THE PROBLEM: Take each line containing the word "файла" and copy it.

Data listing
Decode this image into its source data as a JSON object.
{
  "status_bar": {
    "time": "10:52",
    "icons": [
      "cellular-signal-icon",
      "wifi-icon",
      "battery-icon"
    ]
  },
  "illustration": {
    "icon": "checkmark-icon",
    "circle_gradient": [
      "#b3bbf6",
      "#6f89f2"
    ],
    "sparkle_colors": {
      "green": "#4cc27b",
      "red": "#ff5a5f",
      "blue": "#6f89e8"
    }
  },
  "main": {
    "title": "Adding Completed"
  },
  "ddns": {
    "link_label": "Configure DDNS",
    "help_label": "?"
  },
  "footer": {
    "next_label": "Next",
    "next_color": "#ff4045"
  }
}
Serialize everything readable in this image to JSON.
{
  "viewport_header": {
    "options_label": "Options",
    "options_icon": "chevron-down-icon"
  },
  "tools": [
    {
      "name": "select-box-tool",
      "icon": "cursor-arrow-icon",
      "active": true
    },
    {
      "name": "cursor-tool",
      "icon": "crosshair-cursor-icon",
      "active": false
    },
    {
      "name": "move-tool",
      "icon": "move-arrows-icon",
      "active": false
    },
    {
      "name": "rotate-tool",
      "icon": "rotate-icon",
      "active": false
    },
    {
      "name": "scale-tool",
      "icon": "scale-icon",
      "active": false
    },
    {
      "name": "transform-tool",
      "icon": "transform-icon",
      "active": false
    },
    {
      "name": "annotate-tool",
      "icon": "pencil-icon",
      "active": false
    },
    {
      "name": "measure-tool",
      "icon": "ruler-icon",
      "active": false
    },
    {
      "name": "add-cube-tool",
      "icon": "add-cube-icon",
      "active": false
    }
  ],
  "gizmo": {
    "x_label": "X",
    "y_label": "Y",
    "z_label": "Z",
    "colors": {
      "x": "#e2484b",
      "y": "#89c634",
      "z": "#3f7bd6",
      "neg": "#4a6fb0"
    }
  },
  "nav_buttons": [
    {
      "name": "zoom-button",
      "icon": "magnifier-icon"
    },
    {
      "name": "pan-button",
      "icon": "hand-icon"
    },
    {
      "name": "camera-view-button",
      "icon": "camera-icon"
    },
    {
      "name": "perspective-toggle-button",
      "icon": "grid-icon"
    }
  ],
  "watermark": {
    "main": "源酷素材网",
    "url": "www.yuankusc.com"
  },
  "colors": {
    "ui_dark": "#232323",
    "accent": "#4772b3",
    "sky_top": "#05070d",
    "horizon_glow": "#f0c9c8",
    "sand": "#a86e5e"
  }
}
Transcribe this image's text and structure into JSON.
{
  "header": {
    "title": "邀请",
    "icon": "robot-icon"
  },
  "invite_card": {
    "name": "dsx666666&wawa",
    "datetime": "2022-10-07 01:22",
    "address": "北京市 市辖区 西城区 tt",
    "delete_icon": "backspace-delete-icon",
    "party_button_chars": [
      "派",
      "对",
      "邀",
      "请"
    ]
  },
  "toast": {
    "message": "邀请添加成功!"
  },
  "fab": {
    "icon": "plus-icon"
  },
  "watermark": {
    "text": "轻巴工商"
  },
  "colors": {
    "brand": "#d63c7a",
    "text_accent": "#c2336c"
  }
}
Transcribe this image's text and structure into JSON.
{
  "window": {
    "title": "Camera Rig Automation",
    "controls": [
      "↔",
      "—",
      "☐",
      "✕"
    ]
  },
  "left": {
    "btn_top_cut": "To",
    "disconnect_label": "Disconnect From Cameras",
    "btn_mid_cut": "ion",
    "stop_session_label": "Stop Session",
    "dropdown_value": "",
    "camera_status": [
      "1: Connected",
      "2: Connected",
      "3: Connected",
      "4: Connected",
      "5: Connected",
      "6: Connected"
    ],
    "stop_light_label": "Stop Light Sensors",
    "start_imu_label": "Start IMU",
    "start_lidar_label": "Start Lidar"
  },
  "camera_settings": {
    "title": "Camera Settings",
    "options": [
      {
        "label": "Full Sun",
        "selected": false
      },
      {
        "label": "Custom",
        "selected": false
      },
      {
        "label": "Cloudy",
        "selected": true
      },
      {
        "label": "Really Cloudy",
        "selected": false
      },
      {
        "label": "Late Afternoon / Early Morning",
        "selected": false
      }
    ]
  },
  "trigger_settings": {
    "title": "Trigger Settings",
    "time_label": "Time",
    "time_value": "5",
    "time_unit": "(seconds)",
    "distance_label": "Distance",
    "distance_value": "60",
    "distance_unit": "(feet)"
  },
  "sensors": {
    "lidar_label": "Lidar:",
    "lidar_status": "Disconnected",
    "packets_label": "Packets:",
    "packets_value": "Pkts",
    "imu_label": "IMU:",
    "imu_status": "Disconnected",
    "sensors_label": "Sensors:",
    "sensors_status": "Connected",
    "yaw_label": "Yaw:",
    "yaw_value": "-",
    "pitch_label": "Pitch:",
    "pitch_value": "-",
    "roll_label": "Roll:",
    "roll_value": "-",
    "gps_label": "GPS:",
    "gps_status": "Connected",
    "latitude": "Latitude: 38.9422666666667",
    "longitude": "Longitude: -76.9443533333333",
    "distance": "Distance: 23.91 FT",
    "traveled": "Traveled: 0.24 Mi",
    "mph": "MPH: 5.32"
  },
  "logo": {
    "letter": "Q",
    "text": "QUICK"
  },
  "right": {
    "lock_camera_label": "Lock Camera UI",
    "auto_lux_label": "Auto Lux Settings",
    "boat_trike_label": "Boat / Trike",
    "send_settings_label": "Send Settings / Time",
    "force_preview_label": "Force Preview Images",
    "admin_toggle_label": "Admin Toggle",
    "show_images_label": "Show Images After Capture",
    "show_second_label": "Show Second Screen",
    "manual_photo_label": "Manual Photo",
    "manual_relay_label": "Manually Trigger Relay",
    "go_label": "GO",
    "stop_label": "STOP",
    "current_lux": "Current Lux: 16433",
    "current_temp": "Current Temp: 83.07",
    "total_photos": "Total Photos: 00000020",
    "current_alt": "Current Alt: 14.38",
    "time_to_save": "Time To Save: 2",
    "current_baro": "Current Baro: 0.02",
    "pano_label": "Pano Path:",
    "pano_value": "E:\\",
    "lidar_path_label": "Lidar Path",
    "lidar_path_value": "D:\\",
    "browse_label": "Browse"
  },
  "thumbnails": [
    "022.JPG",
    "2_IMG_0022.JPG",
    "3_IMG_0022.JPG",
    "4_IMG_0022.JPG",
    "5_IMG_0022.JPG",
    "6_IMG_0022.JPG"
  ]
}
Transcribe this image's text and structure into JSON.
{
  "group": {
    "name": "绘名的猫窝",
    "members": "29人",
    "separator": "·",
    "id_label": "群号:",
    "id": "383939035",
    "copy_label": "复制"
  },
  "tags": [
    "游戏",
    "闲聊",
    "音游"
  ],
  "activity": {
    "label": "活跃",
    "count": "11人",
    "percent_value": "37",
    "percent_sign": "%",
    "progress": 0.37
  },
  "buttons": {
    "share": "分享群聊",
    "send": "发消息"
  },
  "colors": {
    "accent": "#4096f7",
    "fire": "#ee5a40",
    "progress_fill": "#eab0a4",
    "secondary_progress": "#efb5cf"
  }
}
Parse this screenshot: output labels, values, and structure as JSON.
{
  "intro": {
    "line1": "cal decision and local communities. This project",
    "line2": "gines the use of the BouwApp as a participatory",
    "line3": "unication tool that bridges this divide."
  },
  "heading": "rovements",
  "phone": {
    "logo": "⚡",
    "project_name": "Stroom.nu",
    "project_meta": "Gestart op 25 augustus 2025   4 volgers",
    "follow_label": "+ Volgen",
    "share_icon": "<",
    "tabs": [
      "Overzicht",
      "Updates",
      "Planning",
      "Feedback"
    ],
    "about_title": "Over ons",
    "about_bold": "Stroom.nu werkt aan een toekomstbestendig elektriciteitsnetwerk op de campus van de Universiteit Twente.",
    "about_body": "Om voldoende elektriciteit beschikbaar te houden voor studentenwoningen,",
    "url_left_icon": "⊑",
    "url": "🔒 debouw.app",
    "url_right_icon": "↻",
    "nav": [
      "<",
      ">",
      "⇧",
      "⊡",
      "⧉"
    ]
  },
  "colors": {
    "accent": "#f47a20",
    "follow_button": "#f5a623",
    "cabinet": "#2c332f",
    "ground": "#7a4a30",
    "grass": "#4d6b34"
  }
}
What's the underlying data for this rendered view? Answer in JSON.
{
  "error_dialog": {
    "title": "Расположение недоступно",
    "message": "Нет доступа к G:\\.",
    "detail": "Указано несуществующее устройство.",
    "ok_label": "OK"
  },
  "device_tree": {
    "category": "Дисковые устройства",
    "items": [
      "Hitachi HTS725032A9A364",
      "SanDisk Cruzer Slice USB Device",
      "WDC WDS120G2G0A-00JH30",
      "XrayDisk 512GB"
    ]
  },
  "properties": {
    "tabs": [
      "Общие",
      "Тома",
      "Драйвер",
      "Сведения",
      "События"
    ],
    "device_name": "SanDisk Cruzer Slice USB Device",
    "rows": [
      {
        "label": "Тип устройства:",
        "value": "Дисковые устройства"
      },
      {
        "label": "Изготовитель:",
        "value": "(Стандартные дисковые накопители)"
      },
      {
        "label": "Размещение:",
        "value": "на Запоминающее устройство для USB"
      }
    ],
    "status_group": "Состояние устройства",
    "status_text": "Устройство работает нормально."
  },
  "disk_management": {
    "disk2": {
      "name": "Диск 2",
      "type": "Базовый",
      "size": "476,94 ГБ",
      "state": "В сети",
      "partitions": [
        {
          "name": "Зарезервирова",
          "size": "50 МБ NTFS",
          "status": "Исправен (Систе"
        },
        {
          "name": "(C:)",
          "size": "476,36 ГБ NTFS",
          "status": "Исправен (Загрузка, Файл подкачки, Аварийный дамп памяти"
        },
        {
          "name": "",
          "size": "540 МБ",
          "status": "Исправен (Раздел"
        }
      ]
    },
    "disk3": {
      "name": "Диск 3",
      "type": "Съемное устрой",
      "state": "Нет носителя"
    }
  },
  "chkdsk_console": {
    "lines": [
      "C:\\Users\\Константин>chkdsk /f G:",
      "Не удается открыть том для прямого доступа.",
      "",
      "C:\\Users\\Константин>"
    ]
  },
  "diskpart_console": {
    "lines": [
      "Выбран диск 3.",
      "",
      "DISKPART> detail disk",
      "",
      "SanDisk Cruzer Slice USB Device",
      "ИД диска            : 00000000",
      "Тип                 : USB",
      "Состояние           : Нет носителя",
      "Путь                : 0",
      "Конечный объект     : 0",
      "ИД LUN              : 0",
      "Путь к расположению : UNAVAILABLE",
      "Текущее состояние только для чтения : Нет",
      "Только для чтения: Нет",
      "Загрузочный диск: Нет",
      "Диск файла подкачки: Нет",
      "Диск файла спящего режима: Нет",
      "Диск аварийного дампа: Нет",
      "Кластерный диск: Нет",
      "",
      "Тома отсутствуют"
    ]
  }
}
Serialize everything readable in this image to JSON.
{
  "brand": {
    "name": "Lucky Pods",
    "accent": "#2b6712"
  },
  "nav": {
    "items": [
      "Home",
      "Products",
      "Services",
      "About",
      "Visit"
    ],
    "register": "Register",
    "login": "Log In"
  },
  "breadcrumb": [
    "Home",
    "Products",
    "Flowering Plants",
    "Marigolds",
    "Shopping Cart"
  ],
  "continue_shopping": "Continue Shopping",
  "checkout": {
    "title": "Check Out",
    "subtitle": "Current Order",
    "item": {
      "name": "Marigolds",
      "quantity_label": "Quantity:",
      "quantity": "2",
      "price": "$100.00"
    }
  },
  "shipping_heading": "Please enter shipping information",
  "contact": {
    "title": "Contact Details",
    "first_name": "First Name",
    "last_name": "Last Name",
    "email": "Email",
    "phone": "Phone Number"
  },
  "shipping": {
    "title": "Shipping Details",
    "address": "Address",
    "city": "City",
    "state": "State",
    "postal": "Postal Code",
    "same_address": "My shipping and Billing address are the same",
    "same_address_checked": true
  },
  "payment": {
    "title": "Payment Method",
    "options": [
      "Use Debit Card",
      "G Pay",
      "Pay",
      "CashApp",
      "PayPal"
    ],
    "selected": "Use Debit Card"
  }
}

TASK RESPONSE:
      "Диск файла подкачки: Нет",
      "Диск файла спящего режима: Нет",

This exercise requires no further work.